───── DATASET ENTRIES

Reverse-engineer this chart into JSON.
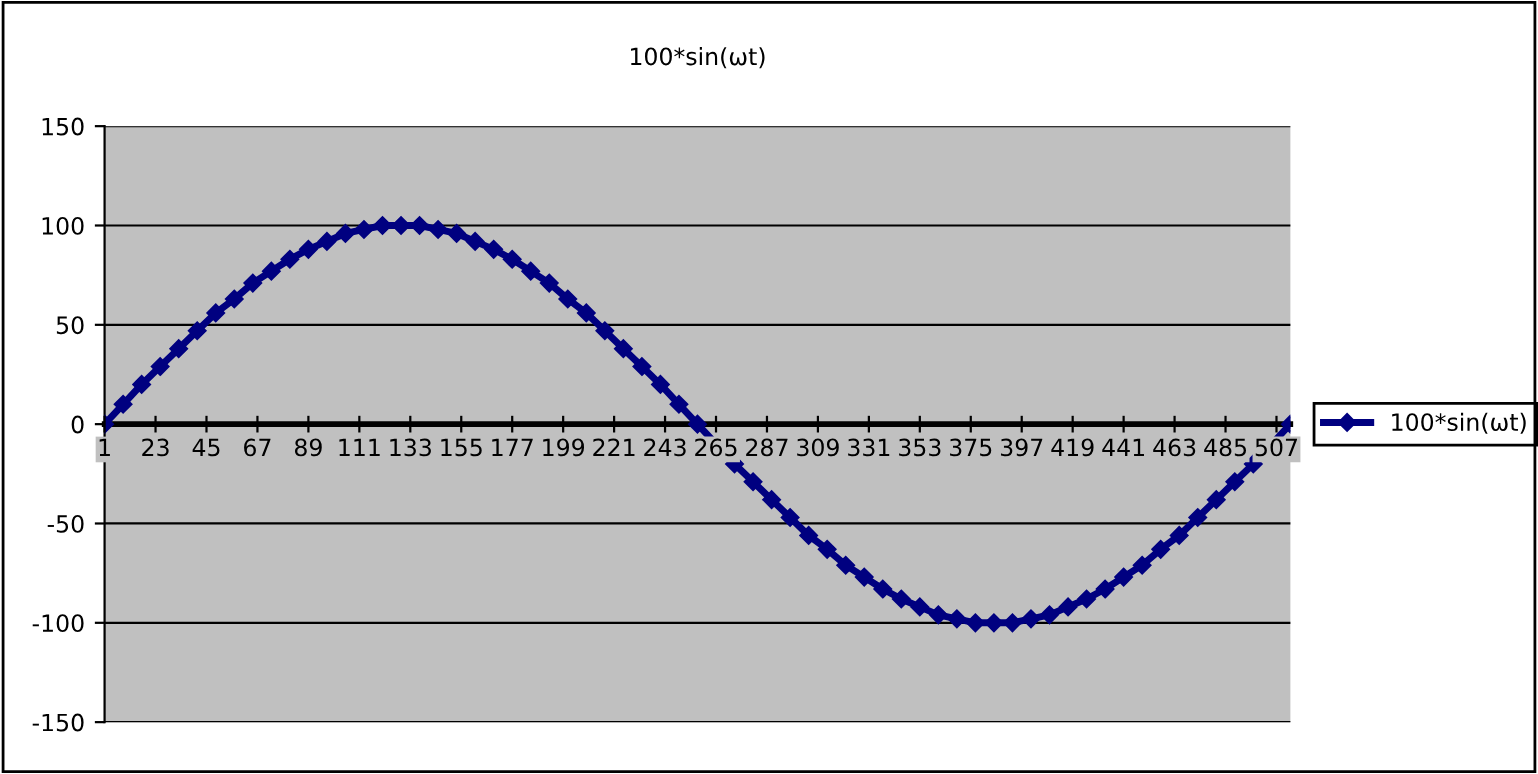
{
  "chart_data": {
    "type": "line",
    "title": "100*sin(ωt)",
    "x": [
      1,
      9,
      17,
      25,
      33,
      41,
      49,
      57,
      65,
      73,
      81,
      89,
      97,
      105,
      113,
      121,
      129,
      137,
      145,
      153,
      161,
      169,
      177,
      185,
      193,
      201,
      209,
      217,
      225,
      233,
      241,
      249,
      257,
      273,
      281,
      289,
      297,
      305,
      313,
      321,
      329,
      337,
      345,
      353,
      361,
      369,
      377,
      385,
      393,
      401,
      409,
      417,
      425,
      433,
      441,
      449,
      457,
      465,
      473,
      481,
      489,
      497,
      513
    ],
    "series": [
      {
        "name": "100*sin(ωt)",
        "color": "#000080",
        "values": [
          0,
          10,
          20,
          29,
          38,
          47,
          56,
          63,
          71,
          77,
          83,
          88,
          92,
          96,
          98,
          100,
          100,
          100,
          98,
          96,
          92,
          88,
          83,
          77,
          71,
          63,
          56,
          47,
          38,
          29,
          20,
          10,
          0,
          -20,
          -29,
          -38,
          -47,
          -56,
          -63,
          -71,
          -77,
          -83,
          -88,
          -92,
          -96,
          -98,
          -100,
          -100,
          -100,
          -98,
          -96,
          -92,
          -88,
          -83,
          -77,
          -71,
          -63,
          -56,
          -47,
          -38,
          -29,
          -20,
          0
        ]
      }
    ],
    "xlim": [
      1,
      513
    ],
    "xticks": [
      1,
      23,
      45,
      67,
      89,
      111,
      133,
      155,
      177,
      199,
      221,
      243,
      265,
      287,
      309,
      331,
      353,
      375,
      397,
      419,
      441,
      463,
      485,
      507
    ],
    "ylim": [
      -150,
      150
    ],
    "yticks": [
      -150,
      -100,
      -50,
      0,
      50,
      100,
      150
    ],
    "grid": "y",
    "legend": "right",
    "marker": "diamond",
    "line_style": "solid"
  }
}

──────────

PROBLEM DESCRIPTION
Reproduce the material word for word, minus the images.

EXERCISE OUTPUT
Reverse-engineer this chart into JSON.
{
  "chart_data": {
    "type": "line",
    "title": "100*sin(ωt)",
    "x": [
      1,
      9,
      17,
      25,
      33,
      41,
      49,
      57,
      65,
      73,
      81,
      89,
      97,
      105,
      113,
      121,
      129,
      137,
      145,
      153,
      161,
      169,
      177,
      185,
      193,
      201,
      209,
      217,
      225,
      233,
      241,
      249,
      257,
      273,
      281,
      289,
      297,
      305,
      313,
      321,
      329,
      337,
      345,
      353,
      361,
      369,
      377,
      385,
      393,
      401,
      409,
      417,
      425,
      433,
      441,
      449,
      457,
      465,
      473,
      481,
      489,
      497,
      513
    ],
    "series": [
      {
        "name": "100*sin(ωt)",
        "color": "#000080",
        "values": [
          0,
          10,
          20,
          29,
          38,
          47,
          56,
          63,
          71,
          77,
          83,
          88,
          92,
          96,
          98,
          100,
          100,
          100,
          98,
          96,
          92,
          88,
          83,
          77,
          71,
          63,
          56,
          47,
          38,
          29,
          20,
          10,
          0,
          -20,
          -29,
          -38,
          -47,
          -56,
          -63,
          -71,
          -77,
          -83,
          -88,
          -92,
          -96,
          -98,
          -100,
          -100,
          -100,
          -98,
          -96,
          -92,
          -88,
          -83,
          -77,
          -71,
          -63,
          -56,
          -47,
          -38,
          -29,
          -20,
          0
        ]
      }
    ],
    "xlim": [
      1,
      513
    ],
    "xticks": [
      1,
      23,
      45,
      67,
      89,
      111,
      133,
      155,
      177,
      199,
      221,
      243,
      265,
      287,
      309,
      331,
      353,
      375,
      397,
      419,
      441,
      463,
      485,
      507
    ],
    "ylim": [
      -150,
      150
    ],
    "yticks": [
      -150,
      -100,
      -50,
      0,
      50,
      100,
      150
    ],
    "grid": "y",
    "legend": "right",
    "marker": "diamond",
    "line_style": "solid"
  }
}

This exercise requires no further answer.